▼

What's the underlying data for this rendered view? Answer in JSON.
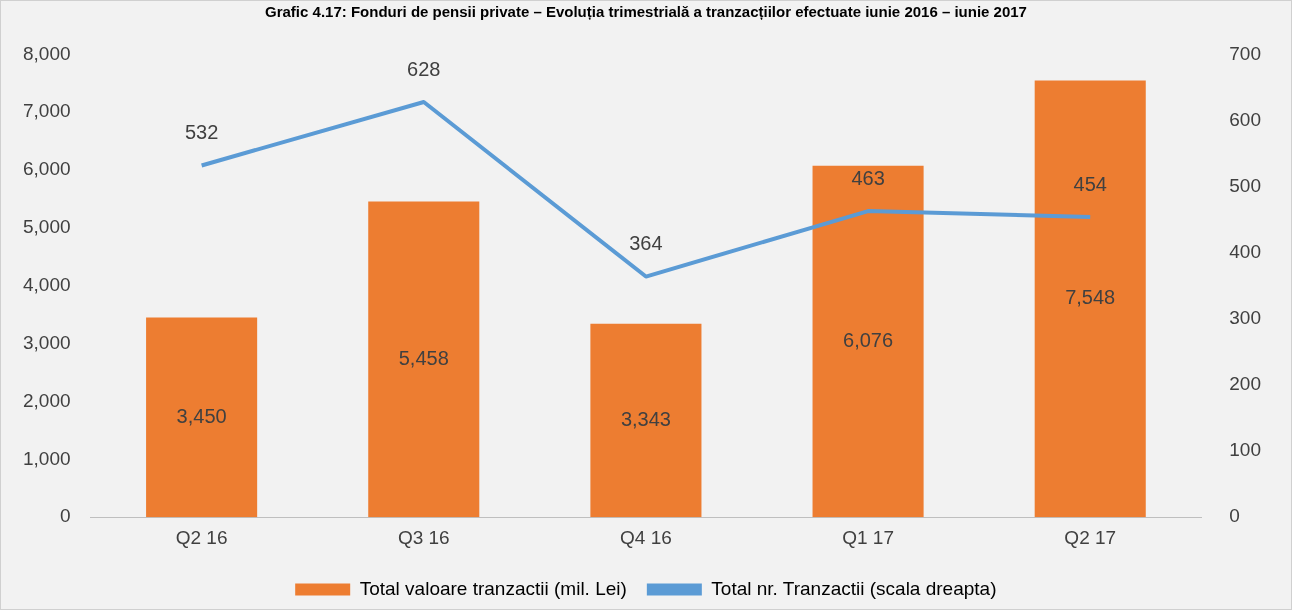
{
  "chart_data": {
    "type": "bar",
    "title": "Grafic 4.17: Fonduri de pensii private – Evoluția trimestrială a tranzacțiilor efectuate iunie 2016 – iunie 2017",
    "categories": [
      "Q2 16",
      "Q3 16",
      "Q4 16",
      "Q1 17",
      "Q2 17"
    ],
    "series": [
      {
        "name": "Total valoare tranzactii (mil. Lei)",
        "color": "#ed7d31",
        "values": [
          3450,
          5458,
          3343,
          6076,
          7548
        ],
        "value_labels": [
          "3,450",
          "5,458",
          "3,343",
          "6,076",
          "7,548"
        ]
      },
      {
        "name": "Total nr. Tranzactii (scala dreapta)",
        "type": "line",
        "axis": "y2",
        "color": "#5b9bd5",
        "values": [
          532,
          628,
          364,
          463,
          454
        ]
      }
    ],
    "ylim": [
      0,
      8000
    ],
    "yticks": [
      {
        "value": 0,
        "label": "0"
      },
      {
        "value": 1000,
        "label": "1,000"
      },
      {
        "value": 2000,
        "label": "2,000"
      },
      {
        "value": 3000,
        "label": "3,000"
      },
      {
        "value": 4000,
        "label": "4,000"
      },
      {
        "value": 5000,
        "label": "5,000"
      },
      {
        "value": 6000,
        "label": "6,000"
      },
      {
        "value": 7000,
        "label": "7,000"
      },
      {
        "value": 8000,
        "label": "8,000"
      }
    ],
    "y2lim": [
      0,
      700
    ],
    "y2ticks": [
      0,
      100,
      200,
      300,
      400,
      500,
      600,
      700
    ],
    "data_labels": true,
    "grid": false,
    "legend": "bottom",
    "marker": "none"
  }
}
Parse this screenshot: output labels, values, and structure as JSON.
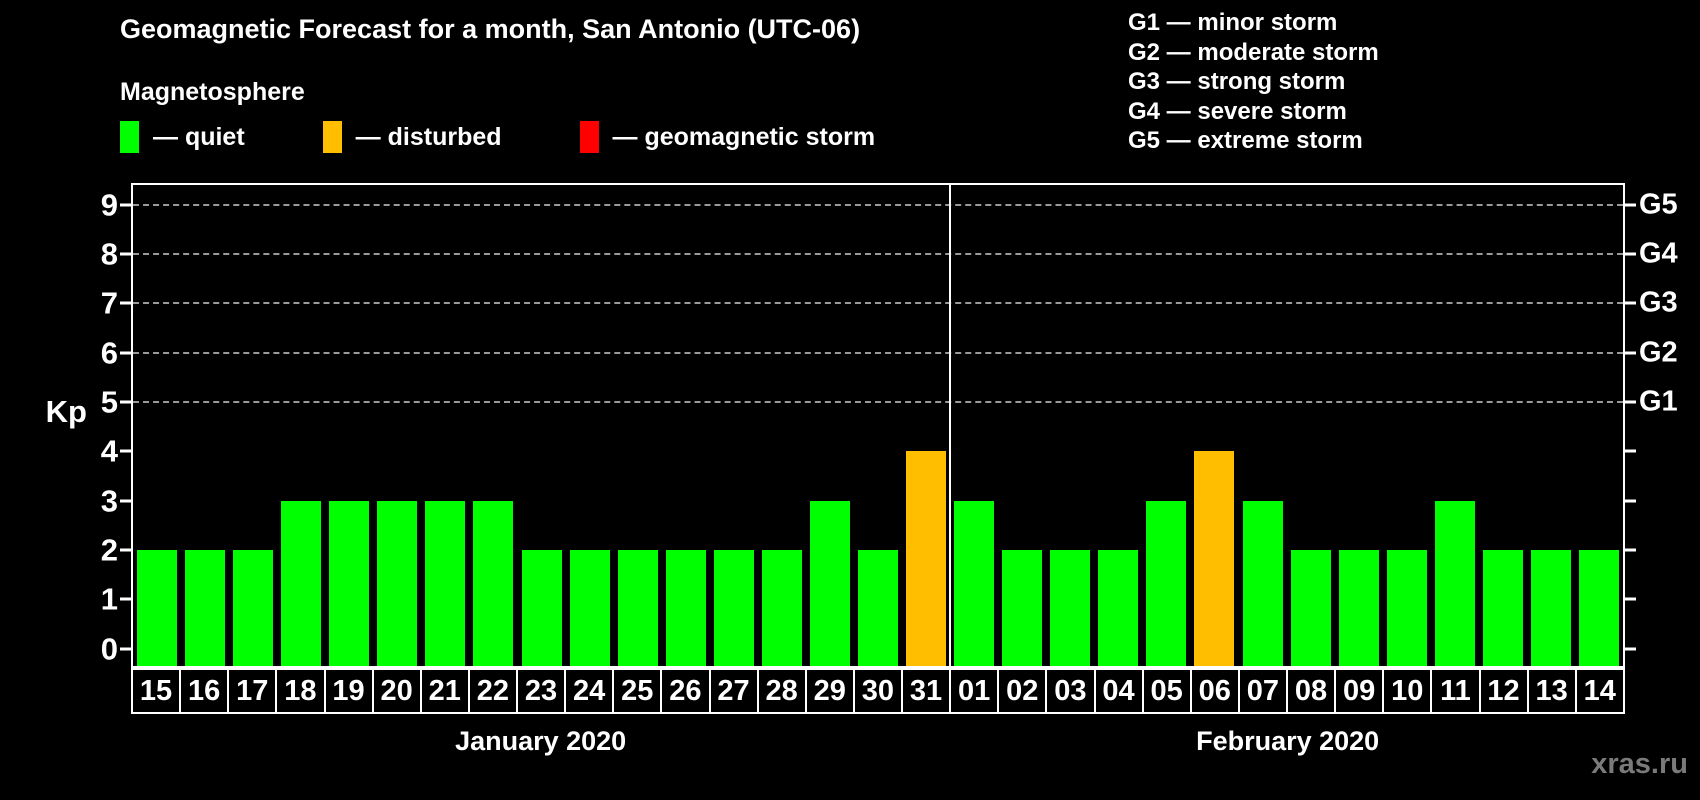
{
  "title": "Geomagnetic Forecast for a month, San Antonio (UTC-06)",
  "legend": {
    "heading": "Magnetosphere",
    "items": [
      {
        "name": "quiet",
        "label": "— quiet",
        "color": "#00ff00"
      },
      {
        "name": "disturbed",
        "label": "— disturbed",
        "color": "#ffbf00"
      },
      {
        "name": "geomagnetic-storm",
        "label": "— geomagnetic storm",
        "color": "#ff0000"
      }
    ]
  },
  "g_scale_legend": [
    "G1 — minor storm",
    "G2 — moderate storm",
    "G3 — strong storm",
    "G4 — severe storm",
    "G5 — extreme storm"
  ],
  "chart_data": {
    "type": "bar",
    "title": "Geomagnetic Forecast for a month, San Antonio (UTC-06)",
    "ylabel": "Kp",
    "ylim": [
      -0.35,
      9.4
    ],
    "yticks": [
      0,
      1,
      2,
      3,
      4,
      5,
      6,
      7,
      8,
      9
    ],
    "gridlines_at": [
      5,
      6,
      7,
      8,
      9
    ],
    "grid": "dashed horizontal lines at Kp 5-9 only",
    "legend_position": "top-left (status colors) and top-right (G-scale)",
    "right_axis_labels": [
      {
        "kp": 5,
        "label": "G1"
      },
      {
        "kp": 6,
        "label": "G2"
      },
      {
        "kp": 7,
        "label": "G3"
      },
      {
        "kp": 8,
        "label": "G4"
      },
      {
        "kp": 9,
        "label": "G5"
      }
    ],
    "months": [
      {
        "label": "January 2020",
        "days": 17
      },
      {
        "label": "February 2020",
        "days": 14
      }
    ],
    "categories": [
      "15",
      "16",
      "17",
      "18",
      "19",
      "20",
      "21",
      "22",
      "23",
      "24",
      "25",
      "26",
      "27",
      "28",
      "29",
      "30",
      "31",
      "01",
      "02",
      "03",
      "04",
      "05",
      "06",
      "07",
      "08",
      "09",
      "10",
      "11",
      "12",
      "13",
      "14"
    ],
    "values": [
      2,
      2,
      2,
      3,
      3,
      3,
      3,
      3,
      2,
      2,
      2,
      2,
      2,
      2,
      3,
      2,
      4,
      3,
      2,
      2,
      2,
      3,
      4,
      3,
      2,
      2,
      2,
      3,
      2,
      2,
      2
    ],
    "statuses": [
      "quiet",
      "quiet",
      "quiet",
      "quiet",
      "quiet",
      "quiet",
      "quiet",
      "quiet",
      "quiet",
      "quiet",
      "quiet",
      "quiet",
      "quiet",
      "quiet",
      "quiet",
      "quiet",
      "disturbed",
      "quiet",
      "quiet",
      "quiet",
      "quiet",
      "quiet",
      "disturbed",
      "quiet",
      "quiet",
      "quiet",
      "quiet",
      "quiet",
      "quiet",
      "quiet",
      "quiet"
    ],
    "status_colors": {
      "quiet": "#00ff00",
      "disturbed": "#ffbf00",
      "storm": "#ff0000"
    }
  },
  "watermark": "xras.ru",
  "colors": {
    "background": "#000000",
    "text": "#ffffff",
    "axis": "#ffffff",
    "gridline": "#9a9a9a",
    "watermark_text": "#7a7a7a"
  }
}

▲

**Directions:**
Set each line of the records down exactly, leaving every picture out.

**Reply:**
What's the underlying data for this rendered view? Answer in JSON.
{
  "chart_data": {
    "type": "bar",
    "title": "Grafic 4.17: Fonduri de pensii private – Evoluția trimestrială a tranzacțiilor efectuate iunie 2016 – iunie 2017",
    "categories": [
      "Q2 16",
      "Q3 16",
      "Q4 16",
      "Q1 17",
      "Q2 17"
    ],
    "series": [
      {
        "name": "Total valoare tranzactii (mil. Lei)",
        "color": "#ed7d31",
        "values": [
          3450,
          5458,
          3343,
          6076,
          7548
        ],
        "value_labels": [
          "3,450",
          "5,458",
          "3,343",
          "6,076",
          "7,548"
        ]
      },
      {
        "name": "Total nr. Tranzactii (scala dreapta)",
        "type": "line",
        "axis": "y2",
        "color": "#5b9bd5",
        "values": [
          532,
          628,
          364,
          463,
          454
        ]
      }
    ],
    "ylim": [
      0,
      8000
    ],
    "yticks": [
      {
        "value": 0,
        "label": "0"
      },
      {
        "value": 1000,
        "label": "1,000"
      },
      {
        "value": 2000,
        "label": "2,000"
      },
      {
        "value": 3000,
        "label": "3,000"
      },
      {
        "value": 4000,
        "label": "4,000"
      },
      {
        "value": 5000,
        "label": "5,000"
      },
      {
        "value": 6000,
        "label": "6,000"
      },
      {
        "value": 7000,
        "label": "7,000"
      },
      {
        "value": 8000,
        "label": "8,000"
      }
    ],
    "y2lim": [
      0,
      700
    ],
    "y2ticks": [
      0,
      100,
      200,
      300,
      400,
      500,
      600,
      700
    ],
    "data_labels": true,
    "grid": false,
    "legend": "bottom",
    "marker": "none"
  }
}
Parse this screenshot: output labels, values, and structure as JSON.
{
  "title": "Geomagnetic Forecast for a month, San Antonio (UTC-06)",
  "legend": {
    "heading": "Magnetosphere",
    "items": [
      {
        "name": "quiet",
        "label": "— quiet",
        "color": "#00ff00"
      },
      {
        "name": "disturbed",
        "label": "— disturbed",
        "color": "#ffbf00"
      },
      {
        "name": "geomagnetic-storm",
        "label": "— geomagnetic storm",
        "color": "#ff0000"
      }
    ]
  },
  "g_scale_legend": [
    "G1 — minor storm",
    "G2 — moderate storm",
    "G3 — strong storm",
    "G4 — severe storm",
    "G5 — extreme storm"
  ],
  "chart_data": {
    "type": "bar",
    "title": "Geomagnetic Forecast for a month, San Antonio (UTC-06)",
    "ylabel": "Kp",
    "ylim": [
      -0.35,
      9.4
    ],
    "yticks": [
      0,
      1,
      2,
      3,
      4,
      5,
      6,
      7,
      8,
      9
    ],
    "gridlines_at": [
      5,
      6,
      7,
      8,
      9
    ],
    "grid": "dashed horizontal lines at Kp 5-9 only",
    "legend_position": "top-left (status colors) and top-right (G-scale)",
    "right_axis_labels": [
      {
        "kp": 5,
        "label": "G1"
      },
      {
        "kp": 6,
        "label": "G2"
      },
      {
        "kp": 7,
        "label": "G3"
      },
      {
        "kp": 8,
        "label": "G4"
      },
      {
        "kp": 9,
        "label": "G5"
      }
    ],
    "months": [
      {
        "label": "January 2020",
        "days": 17
      },
      {
        "label": "February 2020",
        "days": 14
      }
    ],
    "categories": [
      "15",
      "16",
      "17",
      "18",
      "19",
      "20",
      "21",
      "22",
      "23",
      "24",
      "25",
      "26",
      "27",
      "28",
      "29",
      "30",
      "31",
      "01",
      "02",
      "03",
      "04",
      "05",
      "06",
      "07",
      "08",
      "09",
      "10",
      "11",
      "12",
      "13",
      "14"
    ],
    "values": [
      2,
      2,
      2,
      3,
      3,
      3,
      3,
      3,
      2,
      2,
      2,
      2,
      2,
      2,
      3,
      2,
      4,
      3,
      2,
      2,
      2,
      3,
      4,
      3,
      2,
      2,
      2,
      3,
      2,
      2,
      2
    ],
    "statuses": [
      "quiet",
      "quiet",
      "quiet",
      "quiet",
      "quiet",
      "quiet",
      "quiet",
      "quiet",
      "quiet",
      "quiet",
      "quiet",
      "quiet",
      "quiet",
      "quiet",
      "quiet",
      "quiet",
      "disturbed",
      "quiet",
      "quiet",
      "quiet",
      "quiet",
      "quiet",
      "disturbed",
      "quiet",
      "quiet",
      "quiet",
      "quiet",
      "quiet",
      "quiet",
      "quiet",
      "quiet"
    ],
    "status_colors": {
      "quiet": "#00ff00",
      "disturbed": "#ffbf00",
      "storm": "#ff0000"
    }
  },
  "watermark": "xras.ru",
  "colors": {
    "background": "#000000",
    "text": "#ffffff",
    "axis": "#ffffff",
    "gridline": "#9a9a9a",
    "watermark_text": "#7a7a7a"
  }
}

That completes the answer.